## start DATA FOR THE TASK

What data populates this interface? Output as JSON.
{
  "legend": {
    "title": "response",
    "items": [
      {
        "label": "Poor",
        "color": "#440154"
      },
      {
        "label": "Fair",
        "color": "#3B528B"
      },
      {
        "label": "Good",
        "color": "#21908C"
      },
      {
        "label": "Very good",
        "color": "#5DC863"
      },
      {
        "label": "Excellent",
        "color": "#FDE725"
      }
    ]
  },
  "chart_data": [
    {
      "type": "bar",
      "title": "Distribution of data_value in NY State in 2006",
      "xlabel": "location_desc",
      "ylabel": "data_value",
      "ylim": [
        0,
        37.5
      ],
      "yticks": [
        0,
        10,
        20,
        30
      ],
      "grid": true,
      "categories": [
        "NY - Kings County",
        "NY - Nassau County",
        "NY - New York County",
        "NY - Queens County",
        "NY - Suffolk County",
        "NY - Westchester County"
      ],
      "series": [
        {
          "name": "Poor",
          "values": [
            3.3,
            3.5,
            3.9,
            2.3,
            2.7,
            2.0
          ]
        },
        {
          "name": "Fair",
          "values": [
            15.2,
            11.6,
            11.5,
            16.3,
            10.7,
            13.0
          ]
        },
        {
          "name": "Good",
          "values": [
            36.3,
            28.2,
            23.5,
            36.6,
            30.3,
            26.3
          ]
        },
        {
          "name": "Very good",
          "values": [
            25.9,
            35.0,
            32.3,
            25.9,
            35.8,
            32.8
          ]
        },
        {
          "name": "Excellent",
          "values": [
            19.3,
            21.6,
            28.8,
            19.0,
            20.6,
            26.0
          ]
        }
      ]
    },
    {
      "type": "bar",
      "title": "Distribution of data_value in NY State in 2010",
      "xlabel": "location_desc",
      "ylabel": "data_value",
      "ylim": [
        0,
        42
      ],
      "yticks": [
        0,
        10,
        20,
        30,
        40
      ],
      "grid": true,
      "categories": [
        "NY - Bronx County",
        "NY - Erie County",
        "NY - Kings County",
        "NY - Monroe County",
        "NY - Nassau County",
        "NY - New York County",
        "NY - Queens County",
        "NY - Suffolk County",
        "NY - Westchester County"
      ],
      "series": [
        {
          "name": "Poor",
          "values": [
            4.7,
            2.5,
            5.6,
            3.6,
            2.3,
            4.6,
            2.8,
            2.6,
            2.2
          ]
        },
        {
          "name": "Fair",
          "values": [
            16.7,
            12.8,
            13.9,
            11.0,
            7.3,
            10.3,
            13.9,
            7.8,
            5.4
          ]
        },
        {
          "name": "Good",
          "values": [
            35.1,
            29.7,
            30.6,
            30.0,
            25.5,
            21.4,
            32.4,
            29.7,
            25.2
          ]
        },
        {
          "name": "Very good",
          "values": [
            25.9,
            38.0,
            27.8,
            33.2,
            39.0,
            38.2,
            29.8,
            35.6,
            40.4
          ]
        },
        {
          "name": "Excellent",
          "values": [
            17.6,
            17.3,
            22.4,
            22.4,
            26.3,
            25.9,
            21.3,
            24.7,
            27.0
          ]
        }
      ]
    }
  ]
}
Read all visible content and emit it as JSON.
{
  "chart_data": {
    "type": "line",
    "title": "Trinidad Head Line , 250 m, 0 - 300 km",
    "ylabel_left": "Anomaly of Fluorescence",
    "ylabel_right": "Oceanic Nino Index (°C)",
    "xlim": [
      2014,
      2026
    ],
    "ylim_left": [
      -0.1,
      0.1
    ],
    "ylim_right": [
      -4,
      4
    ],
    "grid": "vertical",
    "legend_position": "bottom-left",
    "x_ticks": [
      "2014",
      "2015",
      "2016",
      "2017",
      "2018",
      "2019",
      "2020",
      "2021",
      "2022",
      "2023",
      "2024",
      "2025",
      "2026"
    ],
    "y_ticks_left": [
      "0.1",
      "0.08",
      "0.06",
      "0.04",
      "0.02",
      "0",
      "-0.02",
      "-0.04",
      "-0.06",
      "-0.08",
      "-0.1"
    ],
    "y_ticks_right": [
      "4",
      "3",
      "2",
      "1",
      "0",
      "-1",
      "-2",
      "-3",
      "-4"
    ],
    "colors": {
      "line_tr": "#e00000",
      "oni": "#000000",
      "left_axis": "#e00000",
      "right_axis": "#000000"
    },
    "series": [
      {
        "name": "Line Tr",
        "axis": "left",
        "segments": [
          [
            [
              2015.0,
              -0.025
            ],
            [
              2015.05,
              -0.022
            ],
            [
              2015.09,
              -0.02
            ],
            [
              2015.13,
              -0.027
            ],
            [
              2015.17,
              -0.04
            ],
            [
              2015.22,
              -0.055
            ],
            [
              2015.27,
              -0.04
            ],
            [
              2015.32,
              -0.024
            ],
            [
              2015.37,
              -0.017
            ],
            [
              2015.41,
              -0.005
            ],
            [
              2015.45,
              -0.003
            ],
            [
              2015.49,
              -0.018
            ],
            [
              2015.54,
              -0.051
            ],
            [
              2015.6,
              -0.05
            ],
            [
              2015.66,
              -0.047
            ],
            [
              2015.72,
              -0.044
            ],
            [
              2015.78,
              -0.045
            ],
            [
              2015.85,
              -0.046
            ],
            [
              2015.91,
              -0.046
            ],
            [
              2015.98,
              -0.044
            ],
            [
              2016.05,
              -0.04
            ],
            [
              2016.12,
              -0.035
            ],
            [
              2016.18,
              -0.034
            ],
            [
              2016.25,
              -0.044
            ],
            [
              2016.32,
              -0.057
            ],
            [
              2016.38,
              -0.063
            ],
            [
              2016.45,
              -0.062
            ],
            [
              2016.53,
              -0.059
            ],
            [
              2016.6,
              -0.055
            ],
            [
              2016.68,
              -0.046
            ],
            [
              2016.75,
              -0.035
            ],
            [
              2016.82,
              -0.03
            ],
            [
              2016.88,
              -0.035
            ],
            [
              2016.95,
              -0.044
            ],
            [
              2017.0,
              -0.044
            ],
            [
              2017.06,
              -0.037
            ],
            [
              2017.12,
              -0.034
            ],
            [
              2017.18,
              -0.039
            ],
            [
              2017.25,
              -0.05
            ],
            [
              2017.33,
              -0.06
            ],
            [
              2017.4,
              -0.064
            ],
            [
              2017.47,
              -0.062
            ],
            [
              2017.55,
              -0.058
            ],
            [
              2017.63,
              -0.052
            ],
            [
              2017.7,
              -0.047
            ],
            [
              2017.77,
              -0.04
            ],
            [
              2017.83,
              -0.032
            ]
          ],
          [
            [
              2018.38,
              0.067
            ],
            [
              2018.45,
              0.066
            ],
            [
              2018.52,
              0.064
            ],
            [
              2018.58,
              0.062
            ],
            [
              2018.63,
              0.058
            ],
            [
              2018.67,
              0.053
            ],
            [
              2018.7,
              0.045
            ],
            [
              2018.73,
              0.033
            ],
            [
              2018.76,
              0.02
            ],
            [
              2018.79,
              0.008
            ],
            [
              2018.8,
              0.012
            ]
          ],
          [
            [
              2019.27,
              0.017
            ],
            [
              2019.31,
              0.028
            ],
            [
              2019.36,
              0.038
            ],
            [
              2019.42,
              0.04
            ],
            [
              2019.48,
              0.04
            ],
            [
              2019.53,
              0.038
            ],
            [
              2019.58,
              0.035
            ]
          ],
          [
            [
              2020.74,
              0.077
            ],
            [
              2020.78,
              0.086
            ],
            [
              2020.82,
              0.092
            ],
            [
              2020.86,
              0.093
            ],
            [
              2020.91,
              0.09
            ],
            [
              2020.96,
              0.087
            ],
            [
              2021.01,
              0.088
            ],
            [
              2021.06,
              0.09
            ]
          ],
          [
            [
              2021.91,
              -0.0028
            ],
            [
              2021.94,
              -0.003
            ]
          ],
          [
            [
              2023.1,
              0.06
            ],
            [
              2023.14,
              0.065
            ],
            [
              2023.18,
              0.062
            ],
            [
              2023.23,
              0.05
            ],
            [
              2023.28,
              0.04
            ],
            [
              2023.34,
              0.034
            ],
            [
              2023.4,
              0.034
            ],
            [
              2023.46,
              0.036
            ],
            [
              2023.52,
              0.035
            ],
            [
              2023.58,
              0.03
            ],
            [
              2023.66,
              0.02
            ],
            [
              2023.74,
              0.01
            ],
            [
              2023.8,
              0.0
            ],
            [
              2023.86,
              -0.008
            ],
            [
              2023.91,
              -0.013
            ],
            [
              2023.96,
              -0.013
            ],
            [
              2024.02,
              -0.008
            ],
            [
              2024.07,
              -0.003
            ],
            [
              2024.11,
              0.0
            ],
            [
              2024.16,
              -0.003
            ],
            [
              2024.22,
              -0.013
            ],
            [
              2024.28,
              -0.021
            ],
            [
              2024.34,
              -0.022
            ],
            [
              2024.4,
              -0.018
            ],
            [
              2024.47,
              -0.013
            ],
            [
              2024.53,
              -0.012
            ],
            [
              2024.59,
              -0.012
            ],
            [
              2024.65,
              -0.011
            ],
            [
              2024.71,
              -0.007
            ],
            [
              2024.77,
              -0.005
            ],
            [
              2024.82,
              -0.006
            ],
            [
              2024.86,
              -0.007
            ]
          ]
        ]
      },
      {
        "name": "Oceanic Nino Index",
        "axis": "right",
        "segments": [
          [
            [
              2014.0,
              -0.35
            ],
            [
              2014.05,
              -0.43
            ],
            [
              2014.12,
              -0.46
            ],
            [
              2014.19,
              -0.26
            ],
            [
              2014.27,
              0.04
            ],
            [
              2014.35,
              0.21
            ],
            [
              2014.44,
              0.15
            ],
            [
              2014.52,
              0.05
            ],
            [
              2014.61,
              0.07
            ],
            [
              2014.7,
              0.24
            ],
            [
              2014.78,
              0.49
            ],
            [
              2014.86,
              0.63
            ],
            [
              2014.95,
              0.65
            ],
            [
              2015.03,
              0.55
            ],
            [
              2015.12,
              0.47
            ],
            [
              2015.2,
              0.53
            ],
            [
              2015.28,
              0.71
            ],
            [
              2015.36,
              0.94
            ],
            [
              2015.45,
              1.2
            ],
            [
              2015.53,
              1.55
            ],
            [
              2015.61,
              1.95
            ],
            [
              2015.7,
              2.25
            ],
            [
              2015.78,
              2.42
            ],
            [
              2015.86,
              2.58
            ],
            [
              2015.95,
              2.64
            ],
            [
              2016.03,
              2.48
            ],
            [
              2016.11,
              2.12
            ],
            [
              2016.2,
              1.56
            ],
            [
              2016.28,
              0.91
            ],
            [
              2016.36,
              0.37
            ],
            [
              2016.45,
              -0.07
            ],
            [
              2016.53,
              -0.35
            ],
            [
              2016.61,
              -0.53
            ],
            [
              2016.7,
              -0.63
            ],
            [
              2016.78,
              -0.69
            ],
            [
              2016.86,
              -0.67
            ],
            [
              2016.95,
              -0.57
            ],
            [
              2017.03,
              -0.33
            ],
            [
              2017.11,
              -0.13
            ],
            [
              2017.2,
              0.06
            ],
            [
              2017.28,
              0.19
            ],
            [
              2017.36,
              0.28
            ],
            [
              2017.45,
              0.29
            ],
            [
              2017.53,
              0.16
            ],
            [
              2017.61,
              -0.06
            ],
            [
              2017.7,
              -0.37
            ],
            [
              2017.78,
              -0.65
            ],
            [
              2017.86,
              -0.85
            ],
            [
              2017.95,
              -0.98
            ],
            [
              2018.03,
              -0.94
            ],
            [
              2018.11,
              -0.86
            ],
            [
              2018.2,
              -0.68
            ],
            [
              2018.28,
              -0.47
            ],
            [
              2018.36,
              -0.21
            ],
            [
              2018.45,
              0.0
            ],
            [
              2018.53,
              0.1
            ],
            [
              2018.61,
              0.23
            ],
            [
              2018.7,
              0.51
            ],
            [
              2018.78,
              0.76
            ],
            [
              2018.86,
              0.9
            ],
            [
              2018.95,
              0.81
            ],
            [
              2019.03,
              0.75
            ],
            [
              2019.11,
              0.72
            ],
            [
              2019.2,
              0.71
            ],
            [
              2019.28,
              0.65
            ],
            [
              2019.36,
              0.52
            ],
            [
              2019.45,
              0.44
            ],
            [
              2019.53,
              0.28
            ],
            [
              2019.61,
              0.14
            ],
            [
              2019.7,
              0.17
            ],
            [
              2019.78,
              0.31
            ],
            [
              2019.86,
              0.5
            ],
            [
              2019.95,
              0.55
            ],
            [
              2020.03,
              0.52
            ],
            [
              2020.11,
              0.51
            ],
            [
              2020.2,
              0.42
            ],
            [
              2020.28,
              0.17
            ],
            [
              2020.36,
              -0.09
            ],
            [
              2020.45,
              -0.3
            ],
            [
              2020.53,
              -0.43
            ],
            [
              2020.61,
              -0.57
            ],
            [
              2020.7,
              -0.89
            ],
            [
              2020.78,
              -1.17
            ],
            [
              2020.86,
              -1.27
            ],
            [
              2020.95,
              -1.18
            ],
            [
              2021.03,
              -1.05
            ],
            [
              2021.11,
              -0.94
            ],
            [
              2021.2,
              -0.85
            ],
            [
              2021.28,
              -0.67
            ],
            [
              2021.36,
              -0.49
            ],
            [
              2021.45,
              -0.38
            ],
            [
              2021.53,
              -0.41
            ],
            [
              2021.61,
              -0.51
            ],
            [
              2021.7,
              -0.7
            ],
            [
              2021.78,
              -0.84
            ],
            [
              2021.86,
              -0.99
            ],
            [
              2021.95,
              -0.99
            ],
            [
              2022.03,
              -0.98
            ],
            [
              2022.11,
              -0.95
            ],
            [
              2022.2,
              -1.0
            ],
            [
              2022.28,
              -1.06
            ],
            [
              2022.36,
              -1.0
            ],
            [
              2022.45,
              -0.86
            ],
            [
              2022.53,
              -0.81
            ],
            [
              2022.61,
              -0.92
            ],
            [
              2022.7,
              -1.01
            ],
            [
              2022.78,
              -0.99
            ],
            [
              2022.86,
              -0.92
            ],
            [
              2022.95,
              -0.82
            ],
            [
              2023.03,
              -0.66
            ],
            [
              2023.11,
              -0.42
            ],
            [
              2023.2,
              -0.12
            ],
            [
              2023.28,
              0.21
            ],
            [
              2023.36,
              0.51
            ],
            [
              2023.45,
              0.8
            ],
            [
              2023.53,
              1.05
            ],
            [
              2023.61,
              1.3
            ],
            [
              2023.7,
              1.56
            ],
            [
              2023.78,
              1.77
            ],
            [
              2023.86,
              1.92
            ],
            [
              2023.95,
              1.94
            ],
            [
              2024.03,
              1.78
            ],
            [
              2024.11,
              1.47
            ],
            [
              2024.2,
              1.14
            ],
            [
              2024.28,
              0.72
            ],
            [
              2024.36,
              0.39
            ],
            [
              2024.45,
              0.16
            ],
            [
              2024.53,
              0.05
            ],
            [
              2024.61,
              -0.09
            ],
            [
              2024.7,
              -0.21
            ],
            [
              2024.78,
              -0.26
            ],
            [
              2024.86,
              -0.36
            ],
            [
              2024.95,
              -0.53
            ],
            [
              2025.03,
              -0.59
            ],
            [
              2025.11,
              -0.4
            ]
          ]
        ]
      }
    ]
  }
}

## end DATA FOR THE TASK

Return the lines of the records that include the string "Nino".

→ **IN RESPONSE**
    "ylabel_right": "Oceanic Nino Index (°C)",
        "name": "Oceanic Nino Index",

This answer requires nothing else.